▶ **Exercise aim**
Repeat every entry word for word, skipping the pictures.

▶ **Data shown**
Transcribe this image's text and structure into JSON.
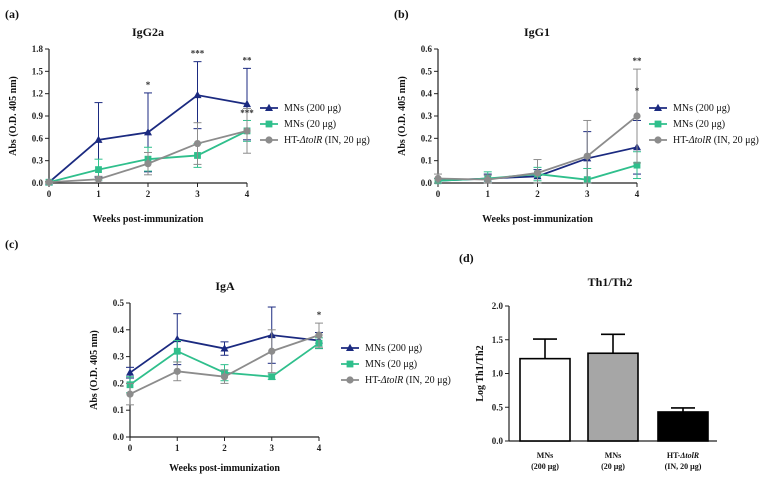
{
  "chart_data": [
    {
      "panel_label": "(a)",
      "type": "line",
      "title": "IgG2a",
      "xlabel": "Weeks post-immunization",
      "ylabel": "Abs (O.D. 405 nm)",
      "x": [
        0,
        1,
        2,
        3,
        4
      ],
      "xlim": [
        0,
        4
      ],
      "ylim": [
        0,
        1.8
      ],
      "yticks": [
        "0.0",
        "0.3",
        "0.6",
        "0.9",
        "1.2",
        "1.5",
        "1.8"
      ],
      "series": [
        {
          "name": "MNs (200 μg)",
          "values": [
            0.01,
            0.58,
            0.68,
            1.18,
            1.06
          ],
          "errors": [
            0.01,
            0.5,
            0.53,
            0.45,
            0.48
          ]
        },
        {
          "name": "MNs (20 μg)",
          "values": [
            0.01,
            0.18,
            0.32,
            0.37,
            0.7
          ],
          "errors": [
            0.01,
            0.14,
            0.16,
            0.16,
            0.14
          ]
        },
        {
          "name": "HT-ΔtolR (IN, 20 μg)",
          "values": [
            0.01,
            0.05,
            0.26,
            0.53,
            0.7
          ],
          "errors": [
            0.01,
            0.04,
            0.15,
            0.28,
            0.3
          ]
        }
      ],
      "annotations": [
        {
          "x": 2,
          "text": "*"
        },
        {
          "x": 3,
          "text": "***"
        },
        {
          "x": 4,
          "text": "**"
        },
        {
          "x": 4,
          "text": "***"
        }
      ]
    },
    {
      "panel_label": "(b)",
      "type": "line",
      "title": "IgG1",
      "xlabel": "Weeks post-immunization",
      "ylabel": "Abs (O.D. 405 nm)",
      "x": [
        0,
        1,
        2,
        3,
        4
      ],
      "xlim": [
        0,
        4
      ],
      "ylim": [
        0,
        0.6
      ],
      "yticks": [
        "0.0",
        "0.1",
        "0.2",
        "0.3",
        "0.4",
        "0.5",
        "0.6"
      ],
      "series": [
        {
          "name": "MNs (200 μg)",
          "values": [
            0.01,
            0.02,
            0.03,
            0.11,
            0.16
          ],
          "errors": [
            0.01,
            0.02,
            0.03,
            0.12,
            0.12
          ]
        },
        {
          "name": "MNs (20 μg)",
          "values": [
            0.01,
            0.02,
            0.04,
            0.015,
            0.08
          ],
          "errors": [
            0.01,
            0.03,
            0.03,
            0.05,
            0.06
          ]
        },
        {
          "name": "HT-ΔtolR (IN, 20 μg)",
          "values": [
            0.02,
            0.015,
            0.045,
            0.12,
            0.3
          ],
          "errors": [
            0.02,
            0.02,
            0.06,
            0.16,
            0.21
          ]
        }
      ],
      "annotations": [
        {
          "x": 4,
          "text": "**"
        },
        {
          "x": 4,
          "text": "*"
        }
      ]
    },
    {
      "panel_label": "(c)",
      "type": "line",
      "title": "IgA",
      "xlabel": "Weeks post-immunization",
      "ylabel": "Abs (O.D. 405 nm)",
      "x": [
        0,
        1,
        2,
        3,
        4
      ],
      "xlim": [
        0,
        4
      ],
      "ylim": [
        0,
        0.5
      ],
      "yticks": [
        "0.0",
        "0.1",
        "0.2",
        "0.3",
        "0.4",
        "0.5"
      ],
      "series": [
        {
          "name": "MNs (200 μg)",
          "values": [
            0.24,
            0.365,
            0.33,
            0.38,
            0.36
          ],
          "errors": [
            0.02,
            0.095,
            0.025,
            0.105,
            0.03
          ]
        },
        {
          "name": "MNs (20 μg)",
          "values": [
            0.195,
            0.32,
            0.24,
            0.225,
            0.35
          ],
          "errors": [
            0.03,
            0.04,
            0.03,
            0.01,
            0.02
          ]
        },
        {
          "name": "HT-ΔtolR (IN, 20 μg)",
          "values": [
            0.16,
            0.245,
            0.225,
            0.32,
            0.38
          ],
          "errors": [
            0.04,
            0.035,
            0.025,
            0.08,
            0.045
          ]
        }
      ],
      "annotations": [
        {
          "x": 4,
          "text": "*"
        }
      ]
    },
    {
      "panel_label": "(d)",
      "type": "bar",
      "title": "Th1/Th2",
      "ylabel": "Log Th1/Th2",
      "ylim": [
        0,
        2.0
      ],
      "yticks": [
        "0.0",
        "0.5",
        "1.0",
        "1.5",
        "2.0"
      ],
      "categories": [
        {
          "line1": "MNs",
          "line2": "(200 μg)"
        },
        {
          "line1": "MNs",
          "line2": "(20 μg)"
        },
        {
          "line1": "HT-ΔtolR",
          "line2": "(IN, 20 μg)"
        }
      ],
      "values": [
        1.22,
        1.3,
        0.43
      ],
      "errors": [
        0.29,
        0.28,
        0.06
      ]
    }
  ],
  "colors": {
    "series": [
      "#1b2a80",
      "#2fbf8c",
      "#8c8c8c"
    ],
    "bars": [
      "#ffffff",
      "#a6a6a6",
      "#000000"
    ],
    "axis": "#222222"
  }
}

▶ **Finished exercise**
Transcribe this image's text and structure into JSON.
{
  "chart_data": [
    {
      "panel_label": "(a)",
      "type": "line",
      "title": "IgG2a",
      "xlabel": "Weeks post-immunization",
      "ylabel": "Abs (O.D. 405 nm)",
      "x": [
        0,
        1,
        2,
        3,
        4
      ],
      "xlim": [
        0,
        4
      ],
      "ylim": [
        0,
        1.8
      ],
      "yticks": [
        "0.0",
        "0.3",
        "0.6",
        "0.9",
        "1.2",
        "1.5",
        "1.8"
      ],
      "series": [
        {
          "name": "MNs (200 μg)",
          "values": [
            0.01,
            0.58,
            0.68,
            1.18,
            1.06
          ],
          "errors": [
            0.01,
            0.5,
            0.53,
            0.45,
            0.48
          ]
        },
        {
          "name": "MNs (20 μg)",
          "values": [
            0.01,
            0.18,
            0.32,
            0.37,
            0.7
          ],
          "errors": [
            0.01,
            0.14,
            0.16,
            0.16,
            0.14
          ]
        },
        {
          "name": "HT-ΔtolR (IN, 20 μg)",
          "values": [
            0.01,
            0.05,
            0.26,
            0.53,
            0.7
          ],
          "errors": [
            0.01,
            0.04,
            0.15,
            0.28,
            0.3
          ]
        }
      ],
      "annotations": [
        {
          "x": 2,
          "text": "*"
        },
        {
          "x": 3,
          "text": "***"
        },
        {
          "x": 4,
          "text": "**"
        },
        {
          "x": 4,
          "text": "***"
        }
      ]
    },
    {
      "panel_label": "(b)",
      "type": "line",
      "title": "IgG1",
      "xlabel": "Weeks post-immunization",
      "ylabel": "Abs (O.D. 405 nm)",
      "x": [
        0,
        1,
        2,
        3,
        4
      ],
      "xlim": [
        0,
        4
      ],
      "ylim": [
        0,
        0.6
      ],
      "yticks": [
        "0.0",
        "0.1",
        "0.2",
        "0.3",
        "0.4",
        "0.5",
        "0.6"
      ],
      "series": [
        {
          "name": "MNs (200 μg)",
          "values": [
            0.01,
            0.02,
            0.03,
            0.11,
            0.16
          ],
          "errors": [
            0.01,
            0.02,
            0.03,
            0.12,
            0.12
          ]
        },
        {
          "name": "MNs (20 μg)",
          "values": [
            0.01,
            0.02,
            0.04,
            0.015,
            0.08
          ],
          "errors": [
            0.01,
            0.03,
            0.03,
            0.05,
            0.06
          ]
        },
        {
          "name": "HT-ΔtolR (IN, 20 μg)",
          "values": [
            0.02,
            0.015,
            0.045,
            0.12,
            0.3
          ],
          "errors": [
            0.02,
            0.02,
            0.06,
            0.16,
            0.21
          ]
        }
      ],
      "annotations": [
        {
          "x": 4,
          "text": "**"
        },
        {
          "x": 4,
          "text": "*"
        }
      ]
    },
    {
      "panel_label": "(c)",
      "type": "line",
      "title": "IgA",
      "xlabel": "Weeks post-immunization",
      "ylabel": "Abs (O.D. 405 nm)",
      "x": [
        0,
        1,
        2,
        3,
        4
      ],
      "xlim": [
        0,
        4
      ],
      "ylim": [
        0,
        0.5
      ],
      "yticks": [
        "0.0",
        "0.1",
        "0.2",
        "0.3",
        "0.4",
        "0.5"
      ],
      "series": [
        {
          "name": "MNs (200 μg)",
          "values": [
            0.24,
            0.365,
            0.33,
            0.38,
            0.36
          ],
          "errors": [
            0.02,
            0.095,
            0.025,
            0.105,
            0.03
          ]
        },
        {
          "name": "MNs (20 μg)",
          "values": [
            0.195,
            0.32,
            0.24,
            0.225,
            0.35
          ],
          "errors": [
            0.03,
            0.04,
            0.03,
            0.01,
            0.02
          ]
        },
        {
          "name": "HT-ΔtolR (IN, 20 μg)",
          "values": [
            0.16,
            0.245,
            0.225,
            0.32,
            0.38
          ],
          "errors": [
            0.04,
            0.035,
            0.025,
            0.08,
            0.045
          ]
        }
      ],
      "annotations": [
        {
          "x": 4,
          "text": "*"
        }
      ]
    },
    {
      "panel_label": "(d)",
      "type": "bar",
      "title": "Th1/Th2",
      "ylabel": "Log Th1/Th2",
      "ylim": [
        0,
        2.0
      ],
      "yticks": [
        "0.0",
        "0.5",
        "1.0",
        "1.5",
        "2.0"
      ],
      "categories": [
        {
          "line1": "MNs",
          "line2": "(200 μg)"
        },
        {
          "line1": "MNs",
          "line2": "(20 μg)"
        },
        {
          "line1": "HT-ΔtolR",
          "line2": "(IN, 20 μg)"
        }
      ],
      "values": [
        1.22,
        1.3,
        0.43
      ],
      "errors": [
        0.29,
        0.28,
        0.06
      ]
    }
  ],
  "colors": {
    "series": [
      "#1b2a80",
      "#2fbf8c",
      "#8c8c8c"
    ],
    "bars": [
      "#ffffff",
      "#a6a6a6",
      "#000000"
    ],
    "axis": "#222222"
  }
}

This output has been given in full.